INSTRUCTIONS TO FOLLOW:
Find the word "total" in the data. Return every line where it appears.

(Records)
## Start

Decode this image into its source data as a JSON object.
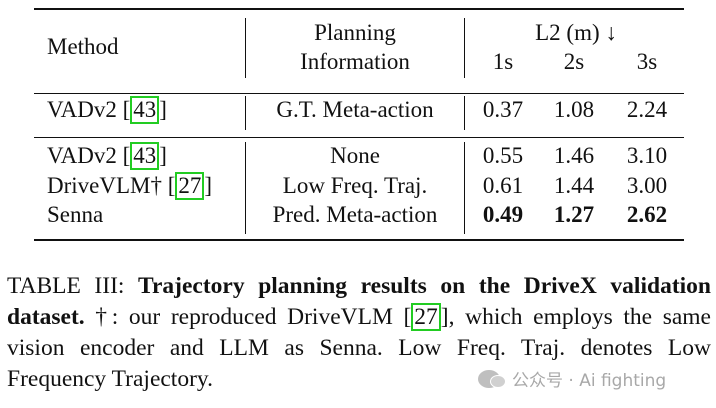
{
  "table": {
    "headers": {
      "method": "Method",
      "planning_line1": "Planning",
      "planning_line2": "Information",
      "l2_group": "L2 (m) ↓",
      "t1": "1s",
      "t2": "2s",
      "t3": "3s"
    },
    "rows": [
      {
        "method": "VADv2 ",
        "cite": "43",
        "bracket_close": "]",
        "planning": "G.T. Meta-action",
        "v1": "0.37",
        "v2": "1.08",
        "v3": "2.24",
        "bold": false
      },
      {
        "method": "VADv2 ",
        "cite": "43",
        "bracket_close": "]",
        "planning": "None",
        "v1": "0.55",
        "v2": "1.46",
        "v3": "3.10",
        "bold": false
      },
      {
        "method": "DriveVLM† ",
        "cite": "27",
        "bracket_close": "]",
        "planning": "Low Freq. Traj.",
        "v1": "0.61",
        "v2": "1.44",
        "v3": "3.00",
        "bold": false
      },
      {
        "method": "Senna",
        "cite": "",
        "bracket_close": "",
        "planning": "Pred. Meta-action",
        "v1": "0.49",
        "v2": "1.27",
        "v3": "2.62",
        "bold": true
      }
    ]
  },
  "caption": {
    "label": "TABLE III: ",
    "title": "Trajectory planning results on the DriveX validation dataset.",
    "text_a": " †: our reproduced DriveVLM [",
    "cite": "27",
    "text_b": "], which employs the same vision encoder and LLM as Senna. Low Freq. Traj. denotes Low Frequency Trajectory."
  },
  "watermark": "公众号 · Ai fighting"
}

## End
## Start

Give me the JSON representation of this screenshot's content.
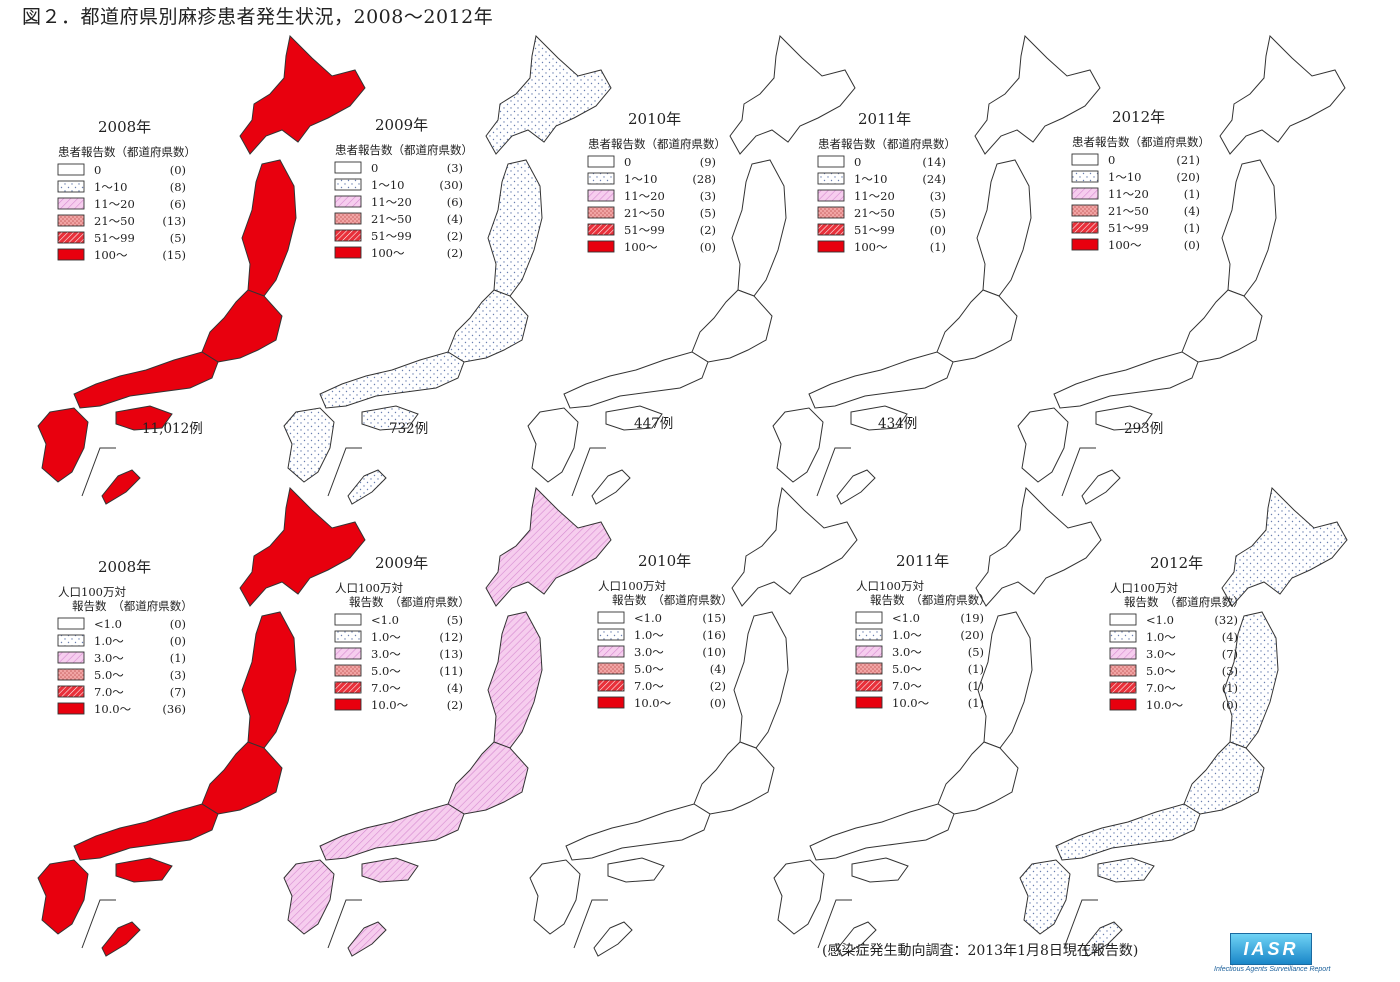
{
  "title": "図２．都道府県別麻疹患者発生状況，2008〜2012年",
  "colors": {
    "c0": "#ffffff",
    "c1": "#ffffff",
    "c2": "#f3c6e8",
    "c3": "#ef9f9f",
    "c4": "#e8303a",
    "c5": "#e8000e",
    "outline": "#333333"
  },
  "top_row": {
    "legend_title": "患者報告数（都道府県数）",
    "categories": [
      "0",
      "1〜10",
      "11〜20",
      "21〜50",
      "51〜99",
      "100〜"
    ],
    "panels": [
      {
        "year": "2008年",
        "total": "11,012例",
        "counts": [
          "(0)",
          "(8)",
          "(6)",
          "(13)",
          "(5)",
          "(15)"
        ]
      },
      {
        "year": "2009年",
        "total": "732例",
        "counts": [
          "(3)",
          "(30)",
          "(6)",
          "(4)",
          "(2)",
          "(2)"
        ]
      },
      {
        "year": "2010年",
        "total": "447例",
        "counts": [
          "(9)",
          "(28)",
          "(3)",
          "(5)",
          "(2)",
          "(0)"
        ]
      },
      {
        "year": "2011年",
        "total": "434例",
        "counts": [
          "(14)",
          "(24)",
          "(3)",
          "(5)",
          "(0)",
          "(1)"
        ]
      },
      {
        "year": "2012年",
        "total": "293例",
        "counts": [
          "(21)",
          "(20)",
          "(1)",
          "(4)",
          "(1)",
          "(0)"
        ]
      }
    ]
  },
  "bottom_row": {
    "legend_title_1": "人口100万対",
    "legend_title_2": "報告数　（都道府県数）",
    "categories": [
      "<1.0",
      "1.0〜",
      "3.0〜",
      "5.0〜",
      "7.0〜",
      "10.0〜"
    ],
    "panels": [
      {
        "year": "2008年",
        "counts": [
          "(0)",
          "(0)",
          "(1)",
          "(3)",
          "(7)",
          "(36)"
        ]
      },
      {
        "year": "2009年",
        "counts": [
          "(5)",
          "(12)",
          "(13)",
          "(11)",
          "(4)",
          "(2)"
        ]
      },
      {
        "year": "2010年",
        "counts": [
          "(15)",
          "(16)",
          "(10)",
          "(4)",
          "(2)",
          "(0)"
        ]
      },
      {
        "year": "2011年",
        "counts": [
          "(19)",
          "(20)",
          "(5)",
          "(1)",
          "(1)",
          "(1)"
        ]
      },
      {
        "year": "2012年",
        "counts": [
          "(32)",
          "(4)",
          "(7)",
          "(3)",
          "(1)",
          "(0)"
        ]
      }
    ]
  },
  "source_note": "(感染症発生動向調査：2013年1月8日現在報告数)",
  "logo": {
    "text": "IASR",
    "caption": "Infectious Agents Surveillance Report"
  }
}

## End
## Start

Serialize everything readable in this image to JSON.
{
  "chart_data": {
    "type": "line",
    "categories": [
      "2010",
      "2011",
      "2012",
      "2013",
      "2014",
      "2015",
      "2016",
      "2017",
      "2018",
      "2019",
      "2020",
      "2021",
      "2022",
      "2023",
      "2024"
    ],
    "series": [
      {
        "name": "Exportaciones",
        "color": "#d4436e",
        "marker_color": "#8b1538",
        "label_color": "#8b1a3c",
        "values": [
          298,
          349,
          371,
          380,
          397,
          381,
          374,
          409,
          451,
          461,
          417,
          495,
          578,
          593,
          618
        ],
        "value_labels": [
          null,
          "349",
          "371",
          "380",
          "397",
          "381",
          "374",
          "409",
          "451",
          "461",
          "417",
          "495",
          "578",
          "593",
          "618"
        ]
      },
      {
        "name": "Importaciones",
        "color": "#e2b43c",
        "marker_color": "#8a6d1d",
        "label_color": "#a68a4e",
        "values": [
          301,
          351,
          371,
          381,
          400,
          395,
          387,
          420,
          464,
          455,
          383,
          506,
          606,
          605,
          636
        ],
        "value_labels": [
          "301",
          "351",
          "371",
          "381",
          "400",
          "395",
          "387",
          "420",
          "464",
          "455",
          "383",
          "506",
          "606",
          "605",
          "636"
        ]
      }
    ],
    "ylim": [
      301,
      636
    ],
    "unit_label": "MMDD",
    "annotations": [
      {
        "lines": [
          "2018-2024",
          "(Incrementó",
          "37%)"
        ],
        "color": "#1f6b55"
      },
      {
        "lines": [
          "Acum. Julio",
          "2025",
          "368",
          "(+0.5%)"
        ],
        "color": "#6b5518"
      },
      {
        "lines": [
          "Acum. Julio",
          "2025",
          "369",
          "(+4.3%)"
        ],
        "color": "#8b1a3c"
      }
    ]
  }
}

## End

RESULT OF THIS EXERCISE:
        "total": "11,012例",
        "total": "732例",
        "total": "447例",
        "total": "434例",
        "total": "293例",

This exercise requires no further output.